- **Job**: Restate all of the data exactly.

- **Dataset extract**:
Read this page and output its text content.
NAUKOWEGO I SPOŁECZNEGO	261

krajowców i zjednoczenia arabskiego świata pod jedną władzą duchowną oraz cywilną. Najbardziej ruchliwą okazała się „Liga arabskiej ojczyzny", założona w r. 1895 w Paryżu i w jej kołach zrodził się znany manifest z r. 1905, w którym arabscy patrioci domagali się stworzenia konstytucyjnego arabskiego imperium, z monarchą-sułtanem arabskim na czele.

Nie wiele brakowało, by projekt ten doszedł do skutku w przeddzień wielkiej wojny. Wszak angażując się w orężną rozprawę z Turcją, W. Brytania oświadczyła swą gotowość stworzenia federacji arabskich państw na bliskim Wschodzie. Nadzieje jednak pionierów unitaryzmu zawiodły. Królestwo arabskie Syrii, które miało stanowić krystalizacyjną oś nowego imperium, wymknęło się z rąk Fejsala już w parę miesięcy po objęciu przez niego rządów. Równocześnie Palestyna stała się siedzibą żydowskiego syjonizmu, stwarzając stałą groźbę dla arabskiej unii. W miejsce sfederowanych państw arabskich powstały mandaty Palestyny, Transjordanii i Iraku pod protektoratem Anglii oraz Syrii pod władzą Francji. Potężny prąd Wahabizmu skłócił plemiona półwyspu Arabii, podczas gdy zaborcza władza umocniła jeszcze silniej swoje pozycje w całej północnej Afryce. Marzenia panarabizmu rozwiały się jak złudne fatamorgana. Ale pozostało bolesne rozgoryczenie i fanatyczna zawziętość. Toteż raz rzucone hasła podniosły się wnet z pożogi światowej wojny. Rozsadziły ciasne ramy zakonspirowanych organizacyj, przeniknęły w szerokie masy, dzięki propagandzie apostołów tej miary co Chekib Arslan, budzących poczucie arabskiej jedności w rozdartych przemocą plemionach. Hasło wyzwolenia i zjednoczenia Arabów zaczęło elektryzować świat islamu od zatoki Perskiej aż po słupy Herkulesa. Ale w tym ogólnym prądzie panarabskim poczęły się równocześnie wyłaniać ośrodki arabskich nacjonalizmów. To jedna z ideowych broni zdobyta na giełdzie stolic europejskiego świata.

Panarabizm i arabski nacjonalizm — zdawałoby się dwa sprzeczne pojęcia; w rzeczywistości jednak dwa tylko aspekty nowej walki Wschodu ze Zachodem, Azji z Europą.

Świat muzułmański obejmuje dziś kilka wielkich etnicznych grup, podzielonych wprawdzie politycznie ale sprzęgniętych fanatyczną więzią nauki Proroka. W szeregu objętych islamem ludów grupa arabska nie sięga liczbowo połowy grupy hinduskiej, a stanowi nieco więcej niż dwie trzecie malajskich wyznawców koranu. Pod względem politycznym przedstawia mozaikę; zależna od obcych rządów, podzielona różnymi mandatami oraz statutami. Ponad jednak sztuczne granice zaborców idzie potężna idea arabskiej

- **Output of the task**:
Read this page and output its text content.
NAUKOWEGO I SPOŁECZNEGO	261

krajowców i zjednoczenia arabskiego świata pod jedną władzą duchowną oraz cywilną. Najbardziej ruchliwą okazała się „Liga arabskiej ojczyzny", założona w r. 1895 w Paryżu i w jej kołach zrodził się znany manifest z r. 1905, w którym arabscy patrioci domagali się stworzenia konstytucyjnego arabskiego imperium, z monarchą-sułtanem arabskim na czele.

Nie wiele brakowało, by projekt ten doszedł do skutku w przeddzień wielkiej wojny. Wszak angażując się w orężną rozprawę z Turcją, W. Brytania oświadczyła swą gotowość stworzenia federacji arabskich państw na bliskim Wschodzie. Nadzieje jednak pionierów unitaryzmu zawiodły. Królestwo arabskie Syrii, które miało stanowić krystalizacyjną oś nowego imperium, wymknęło się z rąk Fejsala już w parę miesięcy po objęciu przez niego rządów. Równocześnie Palestyna stała się siedzibą żydowskiego syjonizmu, stwarzając stałą groźbę dla arabskiej unii. W miejsce sfederowanych państw arabskich powstały mandaty Palestyny, Transjordanii i Iraku pod protektoratem Anglii oraz Syrii pod władzą Francji. Potężny prąd Wahabizmu skłócił plemiona półwyspu Arabii, podczas gdy zaborcza władza umocniła jeszcze silniej swoje pozycje w całej północnej Afryce. Marzenia panarabizmu rozwiały się jak złudne fatamorgana. Ale pozostało bolesne rozgoryczenie i fanatyczna zawziętość. Toteż raz rzucone hasła podniosły się wnet z pożogi światowej wojny. Rozsadziły ciasne ramy zakonspirowanych organizacyj, przeniknęły w szerokie masy, dzięki propagandzie apostołów tej miary co Chekib Arslan, budzących poczucie arabskiej jedności w rozdartych przemocą plemionach. Hasło wyzwolenia i zjednoczenia Arabów zaczęło elektryzować świat islamu od zatoki Perskiej aż po słupy Herkulesa. Ale w tym ogólnym prądzie panarabskim poczęły się równocześnie wyłaniać ośrodki arabskich nacjonalizmów. To jedna z ideowych broni zdobyta na giełdzie stolic europejskiego świata.

Panarabizm i arabski nacjonalizm — zdawałoby się dwa sprzeczne pojęcia; w rzeczywistości jednak dwa tylko aspekty nowej walki Wschodu ze Zachodem, Azji z Europą.

Świat muzułmański obejmuje dziś kilka wielkich etnicznych grup, podzielonych wprawdzie politycznie ale sprzęgniętych fanatyczną więzią nauki Proroka. W szeregu objętych islamem ludów grupa arabska nie sięga liczbowo połowy grupy hinduskiej, a stanowi nieco więcej niż dwie trzecie malajskich wyznawców koranu. Pod względem politycznym przedstawia mozaikę; zależna od obcych rządów, podzielona różnymi mandatami oraz statutami. Ponad jednak sztuczne granice zaborców idzie potężna idea arabskiej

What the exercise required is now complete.